## Directions
Scan the listing below. Report each line that includes "this".

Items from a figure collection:
+-------+

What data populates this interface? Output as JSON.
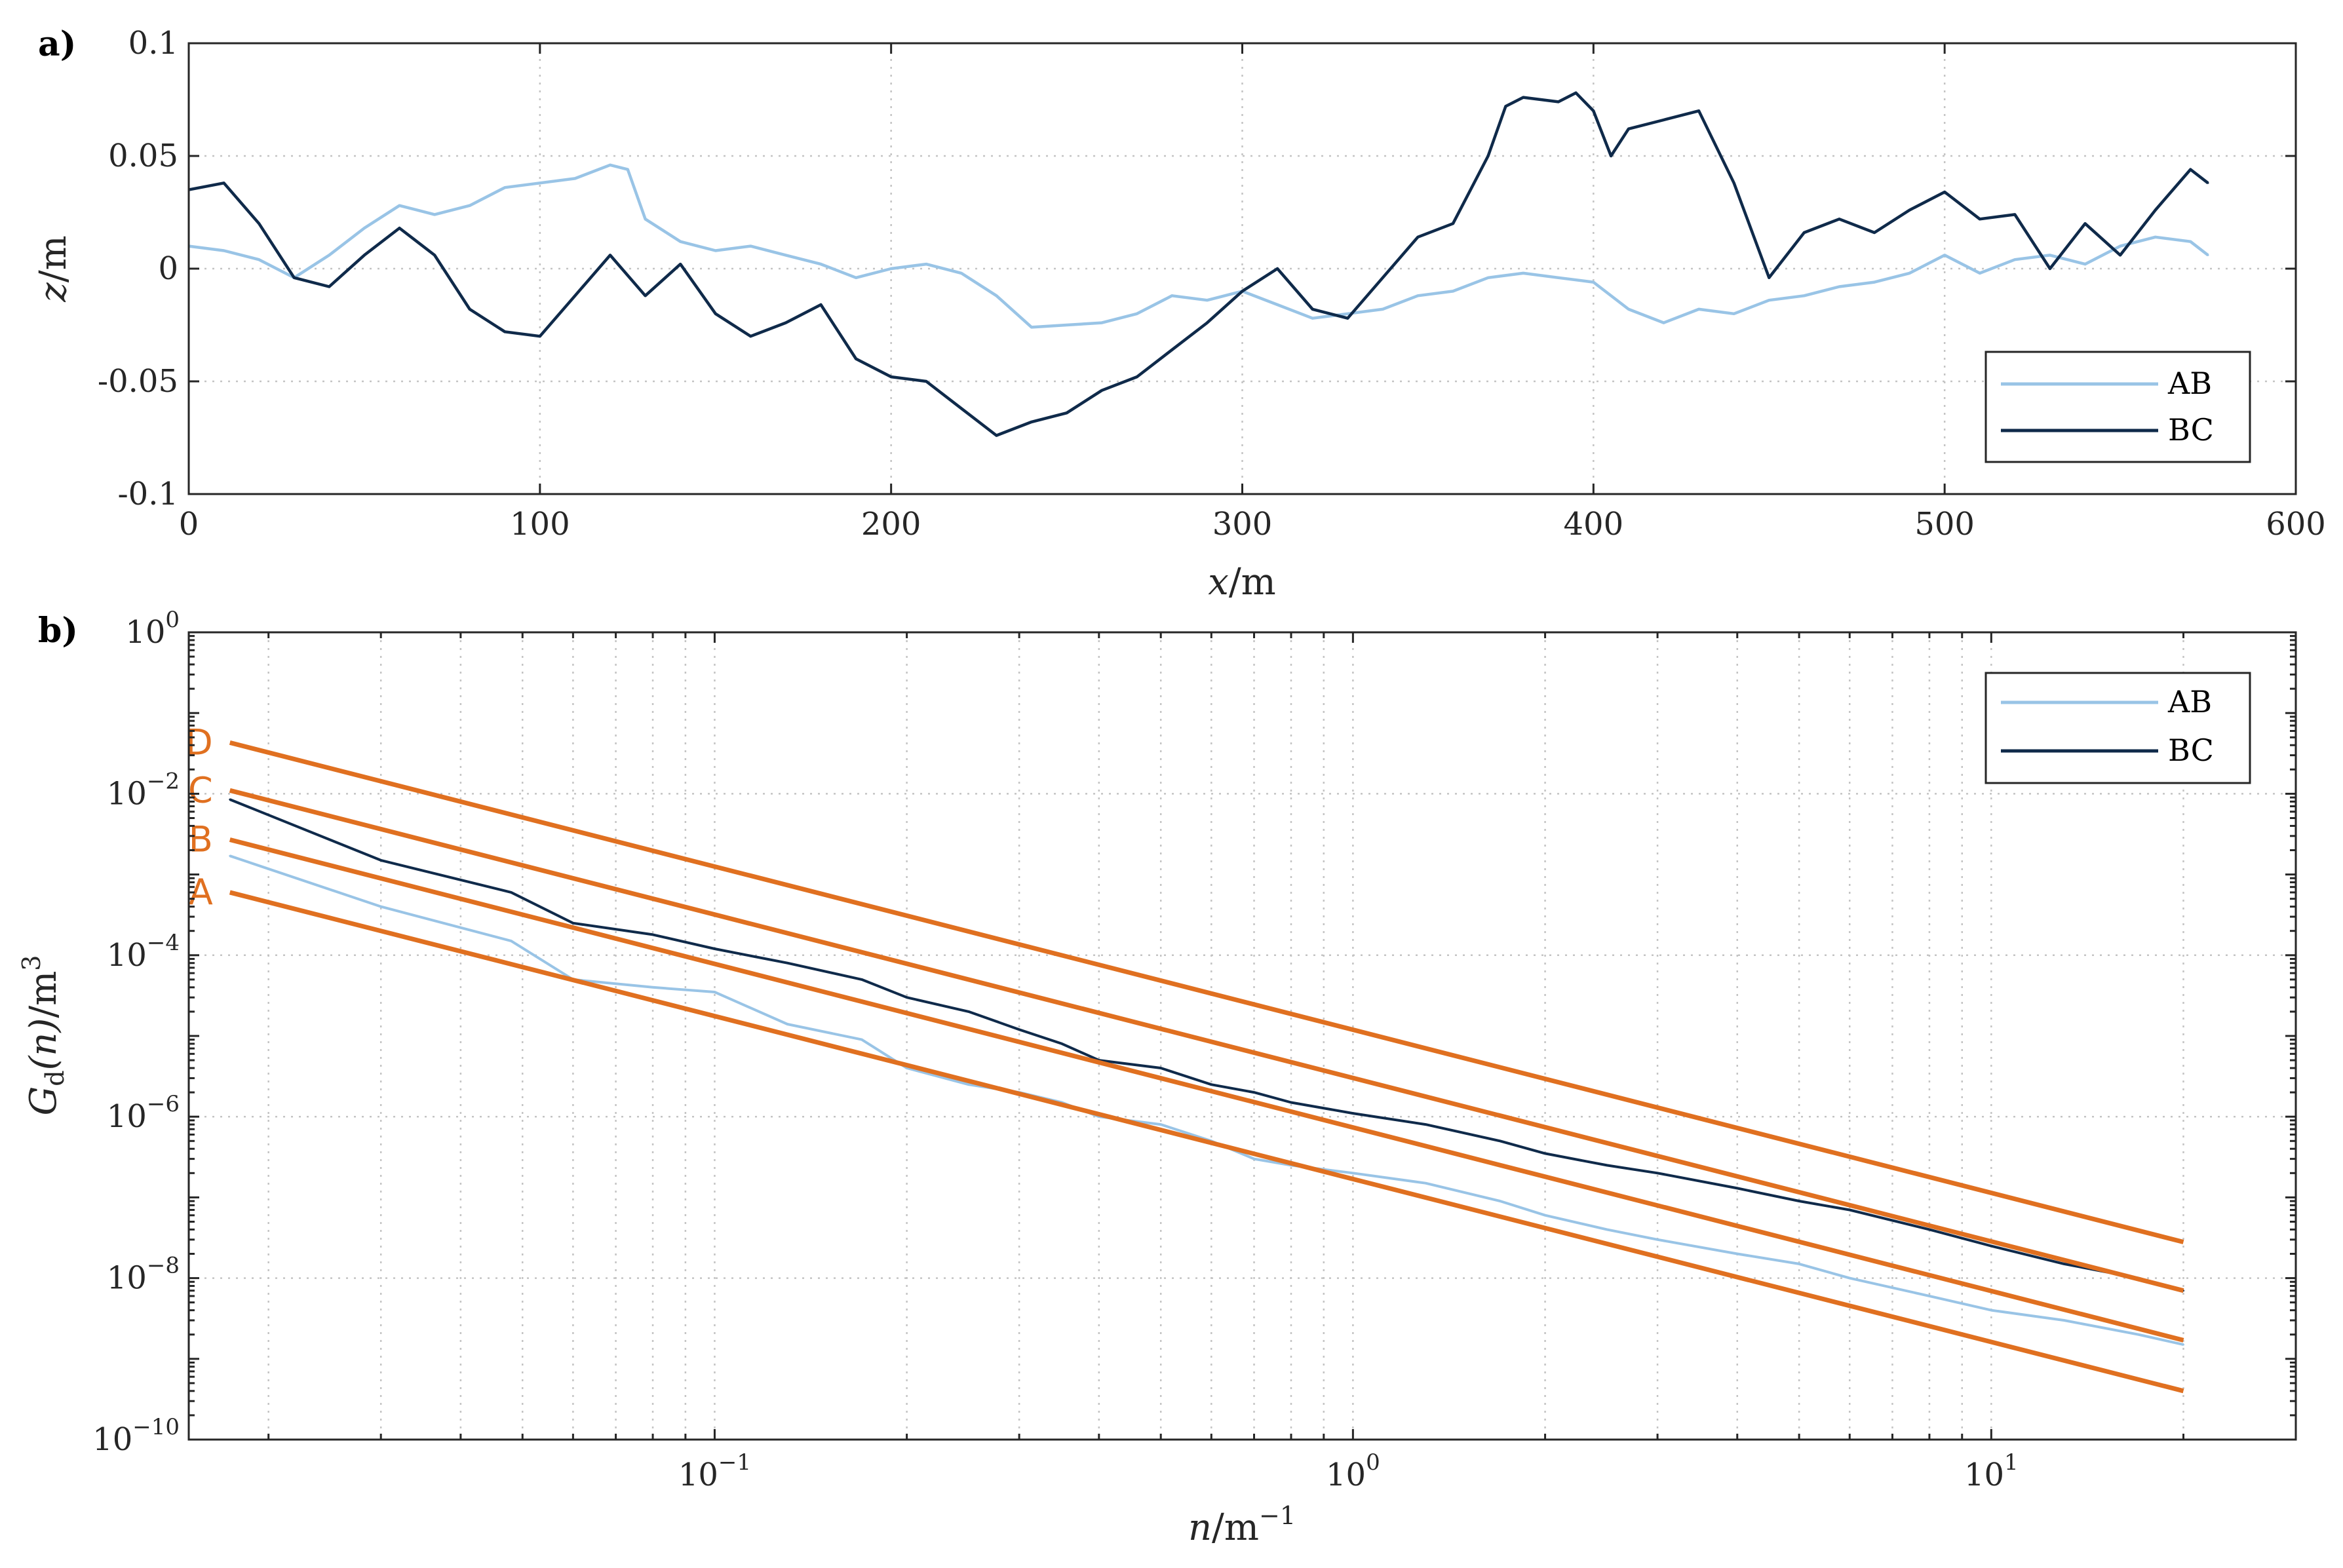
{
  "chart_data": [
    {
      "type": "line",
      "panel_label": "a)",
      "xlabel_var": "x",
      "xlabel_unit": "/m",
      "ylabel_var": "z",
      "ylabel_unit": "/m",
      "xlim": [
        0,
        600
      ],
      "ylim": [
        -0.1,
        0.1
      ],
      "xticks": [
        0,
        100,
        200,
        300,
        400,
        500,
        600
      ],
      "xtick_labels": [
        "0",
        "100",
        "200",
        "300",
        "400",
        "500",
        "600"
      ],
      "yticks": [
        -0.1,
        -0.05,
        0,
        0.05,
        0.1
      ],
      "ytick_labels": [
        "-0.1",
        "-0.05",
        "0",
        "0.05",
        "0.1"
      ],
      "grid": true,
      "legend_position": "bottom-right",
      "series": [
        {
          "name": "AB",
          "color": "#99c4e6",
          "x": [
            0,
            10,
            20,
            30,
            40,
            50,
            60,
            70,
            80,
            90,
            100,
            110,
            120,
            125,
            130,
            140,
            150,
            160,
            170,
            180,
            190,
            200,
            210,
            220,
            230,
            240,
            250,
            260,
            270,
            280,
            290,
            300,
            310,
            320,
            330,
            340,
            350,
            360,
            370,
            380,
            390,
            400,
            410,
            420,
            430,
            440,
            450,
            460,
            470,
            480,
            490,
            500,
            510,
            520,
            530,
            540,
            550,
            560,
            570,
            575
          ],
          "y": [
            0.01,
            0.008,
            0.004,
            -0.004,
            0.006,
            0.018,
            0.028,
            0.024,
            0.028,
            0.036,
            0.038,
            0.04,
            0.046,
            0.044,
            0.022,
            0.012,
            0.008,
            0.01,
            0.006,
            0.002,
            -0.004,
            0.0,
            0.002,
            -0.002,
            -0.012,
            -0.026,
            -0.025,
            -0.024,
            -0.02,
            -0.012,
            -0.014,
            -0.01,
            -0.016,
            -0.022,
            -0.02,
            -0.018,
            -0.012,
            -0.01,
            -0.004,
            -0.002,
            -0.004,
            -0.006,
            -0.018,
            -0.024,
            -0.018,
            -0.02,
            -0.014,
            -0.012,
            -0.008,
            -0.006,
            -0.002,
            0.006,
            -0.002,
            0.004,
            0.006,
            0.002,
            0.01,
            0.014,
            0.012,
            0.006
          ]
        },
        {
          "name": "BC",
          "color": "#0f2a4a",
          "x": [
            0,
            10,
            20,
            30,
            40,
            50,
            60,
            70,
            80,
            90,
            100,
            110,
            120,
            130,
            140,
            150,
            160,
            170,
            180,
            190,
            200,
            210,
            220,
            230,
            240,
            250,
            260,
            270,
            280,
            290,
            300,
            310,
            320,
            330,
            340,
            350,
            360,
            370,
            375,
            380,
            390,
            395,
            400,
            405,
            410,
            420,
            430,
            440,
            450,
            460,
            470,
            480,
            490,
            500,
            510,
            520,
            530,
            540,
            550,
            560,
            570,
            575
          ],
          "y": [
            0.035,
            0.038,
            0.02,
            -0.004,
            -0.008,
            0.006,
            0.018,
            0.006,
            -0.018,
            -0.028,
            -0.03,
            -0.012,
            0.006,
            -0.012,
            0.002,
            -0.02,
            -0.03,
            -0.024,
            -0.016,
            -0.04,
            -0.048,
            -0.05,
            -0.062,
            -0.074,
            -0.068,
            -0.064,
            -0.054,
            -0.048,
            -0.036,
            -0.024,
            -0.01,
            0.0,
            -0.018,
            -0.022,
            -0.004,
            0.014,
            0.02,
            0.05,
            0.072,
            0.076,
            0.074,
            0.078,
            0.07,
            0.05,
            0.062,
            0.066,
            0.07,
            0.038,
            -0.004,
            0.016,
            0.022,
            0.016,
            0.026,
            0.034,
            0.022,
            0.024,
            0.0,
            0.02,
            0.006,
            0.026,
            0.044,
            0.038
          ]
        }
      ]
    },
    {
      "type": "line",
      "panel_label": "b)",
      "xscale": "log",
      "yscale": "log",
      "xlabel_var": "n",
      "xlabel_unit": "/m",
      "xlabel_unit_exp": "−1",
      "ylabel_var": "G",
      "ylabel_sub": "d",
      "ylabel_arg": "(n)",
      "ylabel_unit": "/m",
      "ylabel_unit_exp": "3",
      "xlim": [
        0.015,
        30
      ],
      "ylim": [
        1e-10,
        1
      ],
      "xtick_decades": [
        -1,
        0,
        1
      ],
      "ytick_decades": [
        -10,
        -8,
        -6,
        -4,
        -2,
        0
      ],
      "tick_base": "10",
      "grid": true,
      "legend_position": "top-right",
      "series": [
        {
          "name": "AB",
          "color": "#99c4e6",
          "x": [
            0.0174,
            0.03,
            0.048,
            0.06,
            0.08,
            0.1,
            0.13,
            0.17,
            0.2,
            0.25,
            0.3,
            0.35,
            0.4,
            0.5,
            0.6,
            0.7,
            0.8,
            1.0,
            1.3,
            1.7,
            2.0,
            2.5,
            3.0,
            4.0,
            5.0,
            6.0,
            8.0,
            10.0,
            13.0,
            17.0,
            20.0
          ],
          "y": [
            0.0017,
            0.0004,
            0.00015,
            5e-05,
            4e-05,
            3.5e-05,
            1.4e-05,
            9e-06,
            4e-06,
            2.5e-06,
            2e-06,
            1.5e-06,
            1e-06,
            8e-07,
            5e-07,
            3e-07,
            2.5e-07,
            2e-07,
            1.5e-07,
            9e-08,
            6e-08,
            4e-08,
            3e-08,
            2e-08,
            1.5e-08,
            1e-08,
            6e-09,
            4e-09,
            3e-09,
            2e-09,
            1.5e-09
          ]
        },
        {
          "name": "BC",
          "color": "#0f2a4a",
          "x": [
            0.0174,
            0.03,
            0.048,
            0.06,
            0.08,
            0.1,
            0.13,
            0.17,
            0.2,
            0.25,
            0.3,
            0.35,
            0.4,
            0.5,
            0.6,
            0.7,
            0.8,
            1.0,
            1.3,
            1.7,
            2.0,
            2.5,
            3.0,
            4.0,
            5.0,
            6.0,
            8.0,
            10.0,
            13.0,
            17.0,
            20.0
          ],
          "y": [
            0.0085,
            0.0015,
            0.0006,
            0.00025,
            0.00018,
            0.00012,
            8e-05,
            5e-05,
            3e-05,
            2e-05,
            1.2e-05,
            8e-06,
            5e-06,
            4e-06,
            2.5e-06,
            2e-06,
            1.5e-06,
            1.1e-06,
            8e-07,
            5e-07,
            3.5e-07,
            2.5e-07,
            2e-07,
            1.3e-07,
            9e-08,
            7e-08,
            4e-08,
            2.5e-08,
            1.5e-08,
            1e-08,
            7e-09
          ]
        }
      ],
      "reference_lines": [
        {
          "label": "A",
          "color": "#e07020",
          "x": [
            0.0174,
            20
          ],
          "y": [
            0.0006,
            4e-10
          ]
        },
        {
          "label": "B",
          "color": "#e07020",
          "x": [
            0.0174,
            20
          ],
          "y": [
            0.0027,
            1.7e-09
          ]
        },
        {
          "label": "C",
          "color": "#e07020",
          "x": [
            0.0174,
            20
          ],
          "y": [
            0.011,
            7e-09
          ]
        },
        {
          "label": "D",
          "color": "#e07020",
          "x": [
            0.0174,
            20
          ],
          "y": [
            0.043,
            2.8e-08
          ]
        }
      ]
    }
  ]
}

+-------+

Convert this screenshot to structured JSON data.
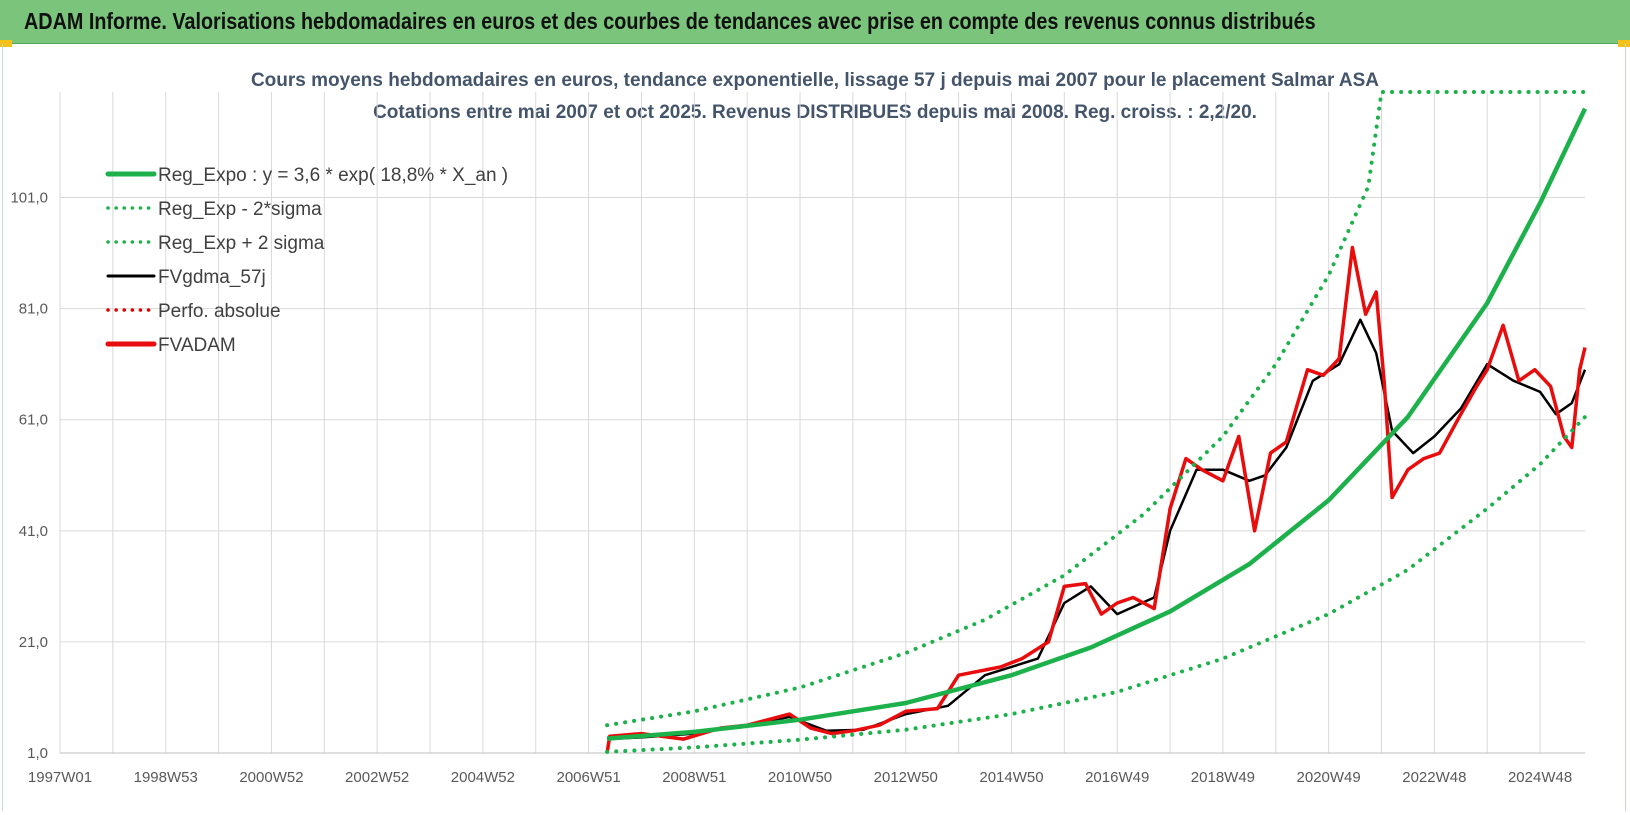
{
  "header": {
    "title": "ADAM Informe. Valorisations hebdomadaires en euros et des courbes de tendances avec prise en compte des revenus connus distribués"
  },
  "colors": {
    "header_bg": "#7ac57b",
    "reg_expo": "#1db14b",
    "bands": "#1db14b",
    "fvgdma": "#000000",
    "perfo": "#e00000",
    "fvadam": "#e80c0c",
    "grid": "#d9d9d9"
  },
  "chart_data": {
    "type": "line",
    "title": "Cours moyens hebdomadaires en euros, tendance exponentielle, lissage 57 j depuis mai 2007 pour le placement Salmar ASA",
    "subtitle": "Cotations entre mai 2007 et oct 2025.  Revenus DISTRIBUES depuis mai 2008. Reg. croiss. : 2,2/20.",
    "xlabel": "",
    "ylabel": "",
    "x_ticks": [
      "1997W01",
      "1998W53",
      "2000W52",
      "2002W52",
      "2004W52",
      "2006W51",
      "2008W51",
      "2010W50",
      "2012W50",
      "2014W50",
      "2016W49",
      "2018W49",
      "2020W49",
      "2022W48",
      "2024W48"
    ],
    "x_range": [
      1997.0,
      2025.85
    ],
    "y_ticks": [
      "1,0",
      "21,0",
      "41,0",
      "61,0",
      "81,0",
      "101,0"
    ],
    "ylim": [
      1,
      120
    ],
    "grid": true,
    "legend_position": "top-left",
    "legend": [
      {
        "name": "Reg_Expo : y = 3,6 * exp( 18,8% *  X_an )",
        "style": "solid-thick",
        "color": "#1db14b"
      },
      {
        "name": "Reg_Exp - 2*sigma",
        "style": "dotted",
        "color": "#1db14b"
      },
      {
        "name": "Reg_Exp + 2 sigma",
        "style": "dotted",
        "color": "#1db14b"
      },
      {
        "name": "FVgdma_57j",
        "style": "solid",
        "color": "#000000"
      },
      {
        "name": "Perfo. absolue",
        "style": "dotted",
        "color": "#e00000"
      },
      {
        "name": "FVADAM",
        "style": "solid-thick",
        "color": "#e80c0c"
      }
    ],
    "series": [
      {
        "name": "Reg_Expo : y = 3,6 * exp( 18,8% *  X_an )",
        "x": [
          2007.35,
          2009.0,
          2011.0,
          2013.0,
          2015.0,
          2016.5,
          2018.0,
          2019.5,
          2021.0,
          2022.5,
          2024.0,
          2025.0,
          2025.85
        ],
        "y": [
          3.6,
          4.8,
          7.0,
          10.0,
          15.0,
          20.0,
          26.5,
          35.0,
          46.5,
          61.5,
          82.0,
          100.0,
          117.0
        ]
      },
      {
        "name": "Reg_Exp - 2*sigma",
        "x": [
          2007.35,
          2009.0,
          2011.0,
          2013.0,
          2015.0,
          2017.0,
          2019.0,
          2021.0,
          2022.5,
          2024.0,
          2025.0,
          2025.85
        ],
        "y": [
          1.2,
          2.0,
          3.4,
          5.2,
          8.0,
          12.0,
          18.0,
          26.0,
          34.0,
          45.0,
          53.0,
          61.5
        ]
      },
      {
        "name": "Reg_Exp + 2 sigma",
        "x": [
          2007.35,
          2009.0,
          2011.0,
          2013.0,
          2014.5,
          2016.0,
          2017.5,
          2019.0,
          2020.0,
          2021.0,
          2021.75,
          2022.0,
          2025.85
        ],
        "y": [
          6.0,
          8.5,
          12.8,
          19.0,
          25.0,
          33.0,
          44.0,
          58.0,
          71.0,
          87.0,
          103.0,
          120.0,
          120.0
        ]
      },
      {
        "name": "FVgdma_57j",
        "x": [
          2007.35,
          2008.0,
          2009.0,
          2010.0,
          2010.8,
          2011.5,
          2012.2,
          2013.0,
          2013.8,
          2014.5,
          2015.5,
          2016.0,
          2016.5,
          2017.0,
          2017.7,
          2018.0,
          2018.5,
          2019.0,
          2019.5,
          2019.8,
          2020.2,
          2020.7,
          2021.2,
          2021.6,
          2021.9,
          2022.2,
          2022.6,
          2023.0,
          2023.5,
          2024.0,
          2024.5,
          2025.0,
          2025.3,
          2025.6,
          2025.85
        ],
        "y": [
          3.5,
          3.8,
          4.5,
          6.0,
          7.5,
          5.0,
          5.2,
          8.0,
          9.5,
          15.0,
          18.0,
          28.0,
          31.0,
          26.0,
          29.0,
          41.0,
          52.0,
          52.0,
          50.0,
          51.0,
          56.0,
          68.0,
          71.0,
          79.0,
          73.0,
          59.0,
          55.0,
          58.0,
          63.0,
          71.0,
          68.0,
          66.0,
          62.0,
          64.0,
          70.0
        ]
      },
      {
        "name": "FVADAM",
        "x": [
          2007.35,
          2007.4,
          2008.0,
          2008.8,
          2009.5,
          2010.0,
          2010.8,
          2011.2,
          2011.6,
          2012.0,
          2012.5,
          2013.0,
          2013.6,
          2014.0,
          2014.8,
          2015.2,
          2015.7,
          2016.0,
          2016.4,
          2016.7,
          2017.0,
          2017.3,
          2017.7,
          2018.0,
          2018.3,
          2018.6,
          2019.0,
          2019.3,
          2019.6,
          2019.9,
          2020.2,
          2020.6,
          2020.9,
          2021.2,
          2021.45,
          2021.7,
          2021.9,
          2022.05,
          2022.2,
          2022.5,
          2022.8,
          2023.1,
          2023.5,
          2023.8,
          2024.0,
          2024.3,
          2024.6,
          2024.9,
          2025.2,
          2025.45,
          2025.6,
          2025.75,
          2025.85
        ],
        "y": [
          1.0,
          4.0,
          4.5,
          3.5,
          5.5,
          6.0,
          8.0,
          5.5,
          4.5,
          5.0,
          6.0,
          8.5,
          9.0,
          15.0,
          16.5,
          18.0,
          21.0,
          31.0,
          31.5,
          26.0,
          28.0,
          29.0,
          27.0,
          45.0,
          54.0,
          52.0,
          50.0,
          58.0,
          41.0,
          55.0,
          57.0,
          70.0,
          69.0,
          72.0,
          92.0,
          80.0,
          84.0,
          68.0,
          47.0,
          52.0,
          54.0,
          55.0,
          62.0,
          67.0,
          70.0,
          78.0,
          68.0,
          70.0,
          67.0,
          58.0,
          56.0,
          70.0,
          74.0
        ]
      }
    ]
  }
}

+-------+

## Answer to the exercise
What data populates this interface? Output as JSON.
Convert this screenshot to structured JSON data.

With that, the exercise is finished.